For the listing below, give the number of lines in which "keyless" occurs. Add nothing.

(EXTRACTED INFORMATION)
>> Begin

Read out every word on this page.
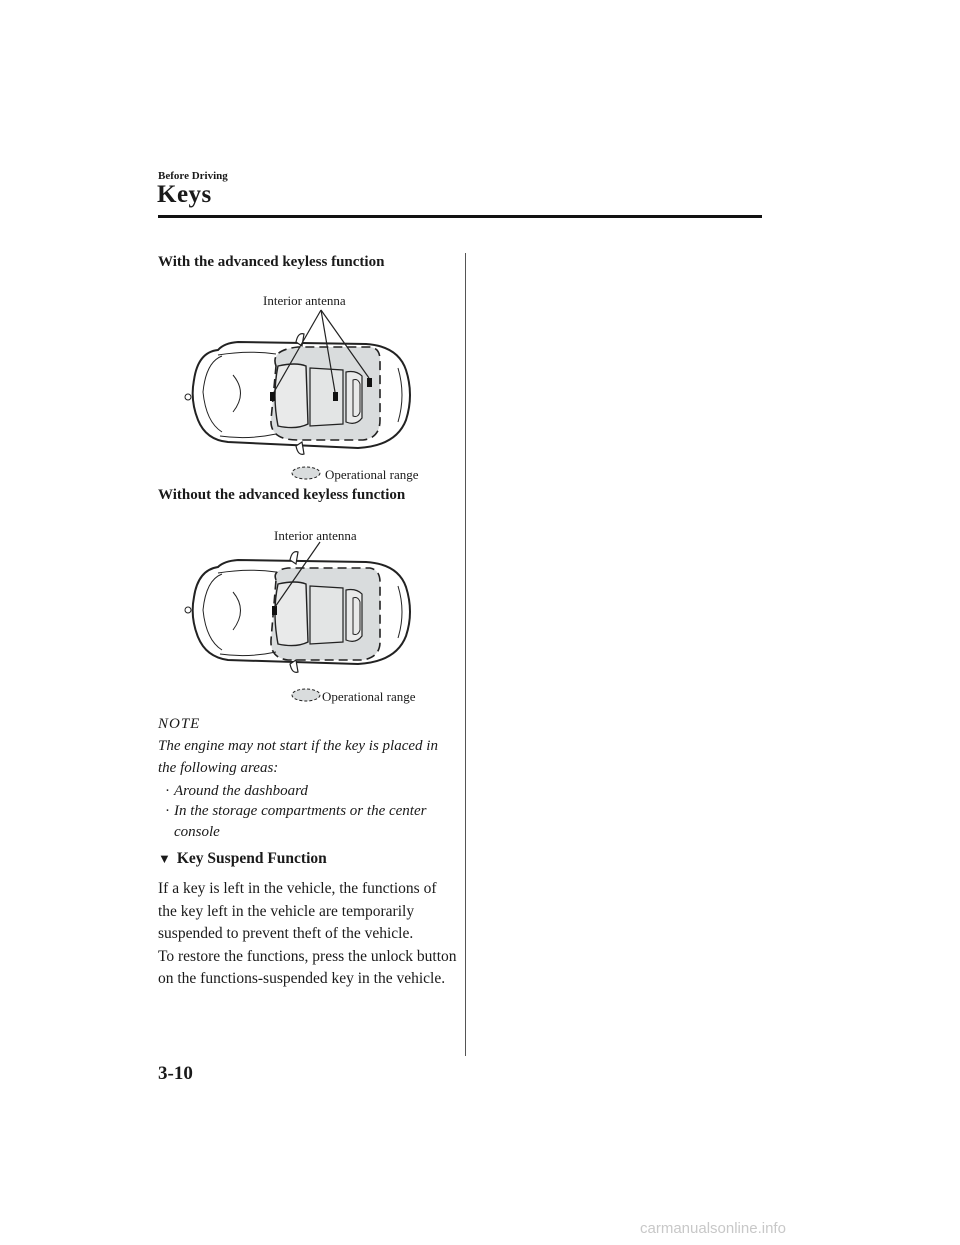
Before Driving
Keys
With the advanced keyless function
Interior antenna
Operational range
Without the advanced keyless function
Interior antenna
Operational range
NOTE
The engine may not start if the key is placed in the following areas:
· Around the dashboard
· In the storage compartments or the center console
▼ Key Suspend Function
If a key is left in the vehicle, the functions of the key left in the vehicle are temporarily suspended to prevent theft of the vehicle.
To restore the functions, press the unlock button on the functions-suspended key in the vehicle.
3-10
carmanualsonline.info
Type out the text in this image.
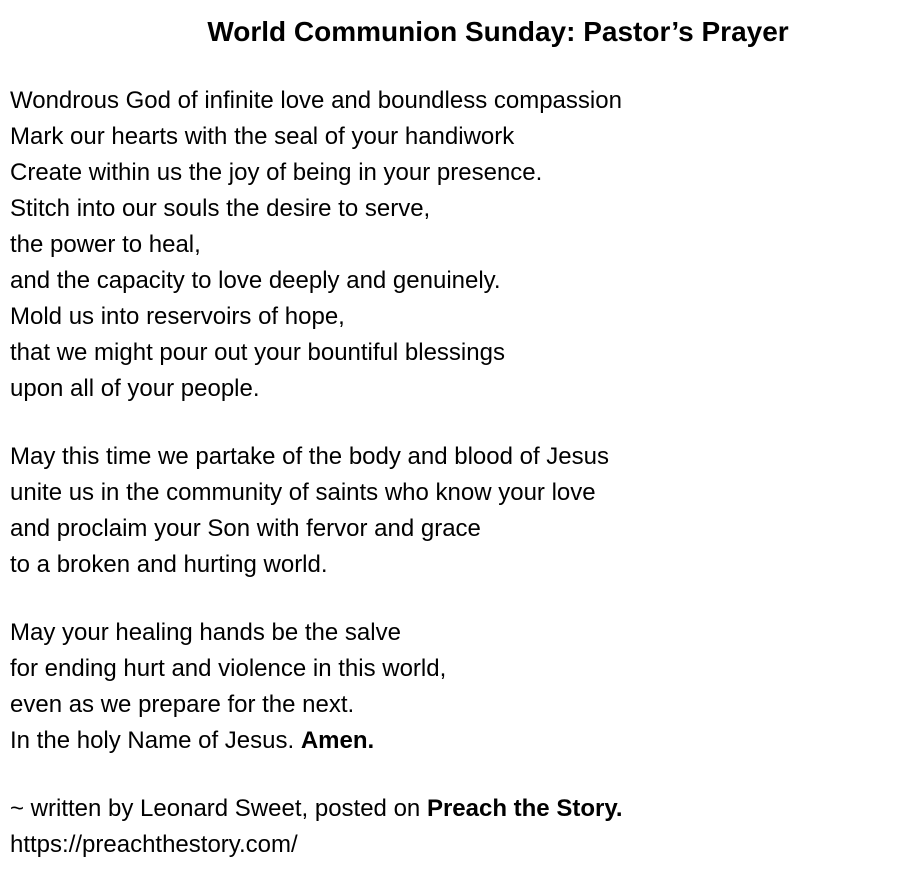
World Communion Sunday: Pastor’s Prayer
Wondrous God of infinite love and boundless compassion
Mark our hearts with the seal of your handiwork
Create within us the joy of being in your presence.
Stitch into our souls the desire to serve,
the power to heal,
and the capacity to love deeply and genuinely.
Mold us into reservoirs of hope,
that we might pour out your bountiful blessings
upon all of your people.
May this time we partake of the body and blood of Jesus
unite us in the community of saints who know your love
and proclaim your Son with fervor and grace
to a broken and hurting world.
May your healing hands be the salve
for ending hurt and violence in this world,
even as we prepare for the next.
In the holy Name of Jesus. Amen.
~ written by Leonard Sweet, posted on Preach the Story.
https://preachthestory.com/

>> End

(EXPECTED ANSWER) 2